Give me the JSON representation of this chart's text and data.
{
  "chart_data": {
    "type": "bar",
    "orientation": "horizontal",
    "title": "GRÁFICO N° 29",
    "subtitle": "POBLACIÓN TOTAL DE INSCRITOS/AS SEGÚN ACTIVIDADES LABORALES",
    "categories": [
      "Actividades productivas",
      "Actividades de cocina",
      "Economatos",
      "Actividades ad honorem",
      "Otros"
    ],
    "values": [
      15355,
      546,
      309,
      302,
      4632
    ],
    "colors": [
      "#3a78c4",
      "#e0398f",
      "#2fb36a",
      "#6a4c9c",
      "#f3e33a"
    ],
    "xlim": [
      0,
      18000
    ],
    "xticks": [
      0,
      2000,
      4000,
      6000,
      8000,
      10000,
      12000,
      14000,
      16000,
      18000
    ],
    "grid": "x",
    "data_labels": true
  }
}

------------------------------

**Task requirements**
Please output the complete data exactly.

**Solved exercise**
Give me the JSON representation of this chart's text and data.
{
  "chart_data": {
    "type": "bar",
    "orientation": "horizontal",
    "title": "GRÁFICO N° 29",
    "subtitle": "POBLACIÓN TOTAL DE INSCRITOS/AS SEGÚN ACTIVIDADES LABORALES",
    "categories": [
      "Actividades productivas",
      "Actividades de cocina",
      "Economatos",
      "Actividades ad honorem",
      "Otros"
    ],
    "values": [
      15355,
      546,
      309,
      302,
      4632
    ],
    "colors": [
      "#3a78c4",
      "#e0398f",
      "#2fb36a",
      "#6a4c9c",
      "#f3e33a"
    ],
    "xlim": [
      0,
      18000
    ],
    "xticks": [
      0,
      2000,
      4000,
      6000,
      8000,
      10000,
      12000,
      14000,
      16000,
      18000
    ],
    "grid": "x",
    "data_labels": true
  }
}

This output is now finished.